Look for the string "скидок" and copy every line that has it.

[Dataset excerpts]
## START

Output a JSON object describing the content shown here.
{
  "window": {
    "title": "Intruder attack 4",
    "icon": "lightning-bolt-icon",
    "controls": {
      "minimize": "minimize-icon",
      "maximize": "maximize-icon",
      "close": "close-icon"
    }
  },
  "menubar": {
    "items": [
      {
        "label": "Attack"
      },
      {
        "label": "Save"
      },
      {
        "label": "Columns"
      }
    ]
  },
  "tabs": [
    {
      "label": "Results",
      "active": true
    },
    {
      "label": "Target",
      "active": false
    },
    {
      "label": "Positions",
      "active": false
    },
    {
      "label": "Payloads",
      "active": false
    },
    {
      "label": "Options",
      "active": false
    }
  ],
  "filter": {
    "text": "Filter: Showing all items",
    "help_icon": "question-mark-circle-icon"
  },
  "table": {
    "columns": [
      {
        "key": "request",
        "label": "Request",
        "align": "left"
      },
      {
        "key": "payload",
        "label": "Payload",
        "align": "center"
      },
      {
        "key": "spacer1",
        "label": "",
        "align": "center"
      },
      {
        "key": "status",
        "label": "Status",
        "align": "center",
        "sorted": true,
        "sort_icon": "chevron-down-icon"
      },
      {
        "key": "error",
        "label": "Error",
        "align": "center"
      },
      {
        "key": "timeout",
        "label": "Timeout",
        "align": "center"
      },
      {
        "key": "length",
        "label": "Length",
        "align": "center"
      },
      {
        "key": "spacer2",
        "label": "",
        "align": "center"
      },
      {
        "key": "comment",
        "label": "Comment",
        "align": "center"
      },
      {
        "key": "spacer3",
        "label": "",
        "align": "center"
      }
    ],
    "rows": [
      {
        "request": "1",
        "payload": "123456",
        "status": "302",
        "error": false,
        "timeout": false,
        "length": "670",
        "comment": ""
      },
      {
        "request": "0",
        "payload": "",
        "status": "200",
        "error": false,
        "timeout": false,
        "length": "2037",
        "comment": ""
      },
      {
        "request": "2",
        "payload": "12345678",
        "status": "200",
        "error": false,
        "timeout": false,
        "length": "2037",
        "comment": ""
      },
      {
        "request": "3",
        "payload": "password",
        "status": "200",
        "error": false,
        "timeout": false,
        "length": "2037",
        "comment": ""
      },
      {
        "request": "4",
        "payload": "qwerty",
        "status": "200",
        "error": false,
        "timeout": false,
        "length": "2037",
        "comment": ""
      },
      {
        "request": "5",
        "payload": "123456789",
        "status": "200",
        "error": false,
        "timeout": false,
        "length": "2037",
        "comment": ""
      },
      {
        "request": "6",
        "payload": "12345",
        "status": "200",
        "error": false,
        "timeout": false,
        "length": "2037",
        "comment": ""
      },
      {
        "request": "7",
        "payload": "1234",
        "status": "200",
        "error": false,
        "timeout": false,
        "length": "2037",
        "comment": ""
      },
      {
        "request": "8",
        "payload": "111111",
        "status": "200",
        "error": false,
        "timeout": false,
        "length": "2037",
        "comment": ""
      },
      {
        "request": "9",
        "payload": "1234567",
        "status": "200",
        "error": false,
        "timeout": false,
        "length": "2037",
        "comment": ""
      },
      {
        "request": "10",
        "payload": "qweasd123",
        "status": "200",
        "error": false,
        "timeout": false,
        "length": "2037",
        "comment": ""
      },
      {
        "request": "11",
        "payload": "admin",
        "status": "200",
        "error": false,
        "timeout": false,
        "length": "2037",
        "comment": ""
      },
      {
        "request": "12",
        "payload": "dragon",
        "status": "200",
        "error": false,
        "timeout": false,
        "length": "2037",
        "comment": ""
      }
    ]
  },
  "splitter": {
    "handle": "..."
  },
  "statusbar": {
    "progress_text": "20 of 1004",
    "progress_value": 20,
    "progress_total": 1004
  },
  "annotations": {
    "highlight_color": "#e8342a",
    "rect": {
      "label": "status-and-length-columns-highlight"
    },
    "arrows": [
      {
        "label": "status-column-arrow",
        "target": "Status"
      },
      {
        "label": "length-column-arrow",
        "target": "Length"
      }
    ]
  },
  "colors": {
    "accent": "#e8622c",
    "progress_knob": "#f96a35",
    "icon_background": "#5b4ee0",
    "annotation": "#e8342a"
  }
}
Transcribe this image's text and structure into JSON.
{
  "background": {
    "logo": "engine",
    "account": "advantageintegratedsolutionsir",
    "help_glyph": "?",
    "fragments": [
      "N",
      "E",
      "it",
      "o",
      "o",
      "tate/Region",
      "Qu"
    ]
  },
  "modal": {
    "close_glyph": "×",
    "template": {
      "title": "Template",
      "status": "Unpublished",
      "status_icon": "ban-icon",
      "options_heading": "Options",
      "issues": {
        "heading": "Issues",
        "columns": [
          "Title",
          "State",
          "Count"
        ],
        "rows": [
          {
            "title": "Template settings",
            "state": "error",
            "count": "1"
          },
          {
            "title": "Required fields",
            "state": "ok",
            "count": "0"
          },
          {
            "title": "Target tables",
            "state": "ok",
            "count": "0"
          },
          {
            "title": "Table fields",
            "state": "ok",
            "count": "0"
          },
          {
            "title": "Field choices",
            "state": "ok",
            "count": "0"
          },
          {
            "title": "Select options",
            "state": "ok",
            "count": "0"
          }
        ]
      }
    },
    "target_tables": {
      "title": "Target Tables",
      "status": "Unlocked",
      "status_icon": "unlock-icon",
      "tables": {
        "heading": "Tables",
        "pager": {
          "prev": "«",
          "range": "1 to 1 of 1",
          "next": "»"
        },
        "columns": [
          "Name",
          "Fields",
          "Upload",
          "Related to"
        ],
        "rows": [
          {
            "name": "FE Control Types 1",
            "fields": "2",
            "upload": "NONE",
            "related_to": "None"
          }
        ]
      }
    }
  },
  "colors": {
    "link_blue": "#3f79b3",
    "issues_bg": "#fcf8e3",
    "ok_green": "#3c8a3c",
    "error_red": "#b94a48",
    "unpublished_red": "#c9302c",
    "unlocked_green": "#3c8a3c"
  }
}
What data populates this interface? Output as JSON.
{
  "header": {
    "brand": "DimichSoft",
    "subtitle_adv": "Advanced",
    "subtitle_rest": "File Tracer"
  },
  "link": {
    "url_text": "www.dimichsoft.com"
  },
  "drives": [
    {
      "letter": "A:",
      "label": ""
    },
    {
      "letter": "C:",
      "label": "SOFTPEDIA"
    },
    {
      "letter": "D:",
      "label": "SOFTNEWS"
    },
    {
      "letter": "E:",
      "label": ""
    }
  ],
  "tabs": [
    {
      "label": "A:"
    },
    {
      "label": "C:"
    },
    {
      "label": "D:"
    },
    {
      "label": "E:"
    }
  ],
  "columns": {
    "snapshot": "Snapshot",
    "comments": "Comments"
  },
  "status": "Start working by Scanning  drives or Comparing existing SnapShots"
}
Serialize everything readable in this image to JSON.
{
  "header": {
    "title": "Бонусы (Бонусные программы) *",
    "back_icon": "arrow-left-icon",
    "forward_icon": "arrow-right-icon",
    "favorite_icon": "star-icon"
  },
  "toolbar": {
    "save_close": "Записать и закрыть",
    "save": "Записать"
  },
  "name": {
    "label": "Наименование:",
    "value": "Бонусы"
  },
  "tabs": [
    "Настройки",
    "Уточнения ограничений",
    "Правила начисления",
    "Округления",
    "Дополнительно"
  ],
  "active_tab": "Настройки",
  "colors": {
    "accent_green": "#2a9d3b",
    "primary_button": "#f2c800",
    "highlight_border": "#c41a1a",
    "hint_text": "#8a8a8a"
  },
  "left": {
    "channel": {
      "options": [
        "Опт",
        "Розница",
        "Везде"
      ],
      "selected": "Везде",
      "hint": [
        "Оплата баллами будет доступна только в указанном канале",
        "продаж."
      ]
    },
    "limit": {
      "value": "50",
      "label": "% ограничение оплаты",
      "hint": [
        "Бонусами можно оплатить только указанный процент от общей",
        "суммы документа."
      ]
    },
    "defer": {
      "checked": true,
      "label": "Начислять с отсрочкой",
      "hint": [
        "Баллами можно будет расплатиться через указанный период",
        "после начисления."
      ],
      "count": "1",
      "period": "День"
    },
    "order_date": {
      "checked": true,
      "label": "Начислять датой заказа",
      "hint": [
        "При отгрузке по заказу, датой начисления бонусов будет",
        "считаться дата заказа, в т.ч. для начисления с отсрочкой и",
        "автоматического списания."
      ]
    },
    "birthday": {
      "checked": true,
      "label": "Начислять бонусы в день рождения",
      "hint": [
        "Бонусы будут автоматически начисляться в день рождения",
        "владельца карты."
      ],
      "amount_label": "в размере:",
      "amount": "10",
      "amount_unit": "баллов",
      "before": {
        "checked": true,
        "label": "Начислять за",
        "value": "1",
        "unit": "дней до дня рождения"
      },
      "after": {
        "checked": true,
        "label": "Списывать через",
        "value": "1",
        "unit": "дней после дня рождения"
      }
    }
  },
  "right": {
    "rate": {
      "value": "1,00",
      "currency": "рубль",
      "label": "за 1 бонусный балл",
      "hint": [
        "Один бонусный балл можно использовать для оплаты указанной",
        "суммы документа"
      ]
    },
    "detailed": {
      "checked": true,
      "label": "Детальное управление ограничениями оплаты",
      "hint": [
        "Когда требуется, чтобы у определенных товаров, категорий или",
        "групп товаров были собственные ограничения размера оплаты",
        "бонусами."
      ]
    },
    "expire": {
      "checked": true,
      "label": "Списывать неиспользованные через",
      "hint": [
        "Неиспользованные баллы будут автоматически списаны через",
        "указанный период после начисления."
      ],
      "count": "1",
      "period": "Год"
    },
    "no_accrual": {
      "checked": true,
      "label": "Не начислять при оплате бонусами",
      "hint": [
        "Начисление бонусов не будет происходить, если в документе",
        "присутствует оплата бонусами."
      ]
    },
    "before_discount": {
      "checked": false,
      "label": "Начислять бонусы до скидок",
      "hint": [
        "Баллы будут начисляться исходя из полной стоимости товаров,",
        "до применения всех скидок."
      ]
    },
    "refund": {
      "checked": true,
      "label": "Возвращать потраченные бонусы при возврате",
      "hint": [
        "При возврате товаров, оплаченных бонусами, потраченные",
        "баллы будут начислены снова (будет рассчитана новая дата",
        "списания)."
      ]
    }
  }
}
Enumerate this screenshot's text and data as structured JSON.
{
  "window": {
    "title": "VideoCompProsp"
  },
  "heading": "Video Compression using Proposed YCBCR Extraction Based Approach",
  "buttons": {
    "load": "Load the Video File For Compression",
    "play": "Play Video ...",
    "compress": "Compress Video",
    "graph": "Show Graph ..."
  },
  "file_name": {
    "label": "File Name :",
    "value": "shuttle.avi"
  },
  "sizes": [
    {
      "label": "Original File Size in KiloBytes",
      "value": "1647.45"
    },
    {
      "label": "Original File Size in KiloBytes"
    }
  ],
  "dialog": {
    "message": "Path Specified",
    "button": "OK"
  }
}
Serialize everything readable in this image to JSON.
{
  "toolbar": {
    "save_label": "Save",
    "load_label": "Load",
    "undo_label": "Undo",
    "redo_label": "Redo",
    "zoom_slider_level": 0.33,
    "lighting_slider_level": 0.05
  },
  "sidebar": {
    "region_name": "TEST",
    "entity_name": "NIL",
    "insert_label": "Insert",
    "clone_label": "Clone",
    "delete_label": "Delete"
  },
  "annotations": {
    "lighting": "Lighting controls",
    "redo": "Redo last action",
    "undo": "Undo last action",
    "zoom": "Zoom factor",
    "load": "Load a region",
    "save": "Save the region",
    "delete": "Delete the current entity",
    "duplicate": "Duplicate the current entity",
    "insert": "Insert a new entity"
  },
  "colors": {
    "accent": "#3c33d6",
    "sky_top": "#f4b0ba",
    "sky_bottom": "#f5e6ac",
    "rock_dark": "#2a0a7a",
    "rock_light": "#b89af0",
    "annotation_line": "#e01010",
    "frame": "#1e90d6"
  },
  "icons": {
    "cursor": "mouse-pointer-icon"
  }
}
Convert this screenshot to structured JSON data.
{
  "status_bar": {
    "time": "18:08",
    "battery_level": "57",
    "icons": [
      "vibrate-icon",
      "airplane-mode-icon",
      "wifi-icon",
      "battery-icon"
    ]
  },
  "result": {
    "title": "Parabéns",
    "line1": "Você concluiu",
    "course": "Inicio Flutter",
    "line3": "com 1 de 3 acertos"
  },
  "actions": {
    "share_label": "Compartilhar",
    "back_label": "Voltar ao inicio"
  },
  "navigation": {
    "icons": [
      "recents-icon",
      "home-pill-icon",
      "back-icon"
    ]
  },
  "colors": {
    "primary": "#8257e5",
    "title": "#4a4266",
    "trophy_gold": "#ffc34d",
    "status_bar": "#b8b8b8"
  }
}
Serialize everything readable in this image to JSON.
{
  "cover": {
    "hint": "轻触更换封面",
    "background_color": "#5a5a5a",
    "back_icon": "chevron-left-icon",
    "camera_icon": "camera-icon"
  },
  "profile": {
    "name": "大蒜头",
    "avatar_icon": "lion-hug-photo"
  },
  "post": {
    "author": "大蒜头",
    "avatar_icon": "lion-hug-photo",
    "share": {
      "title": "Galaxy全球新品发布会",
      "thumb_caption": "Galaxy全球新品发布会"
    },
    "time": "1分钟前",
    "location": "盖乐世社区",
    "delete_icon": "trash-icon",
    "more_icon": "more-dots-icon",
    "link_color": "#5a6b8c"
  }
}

## END

● RESULT OF THIS TASK:
      "label": "Начислять бонусы до скидок",
        "до применения всех скидок."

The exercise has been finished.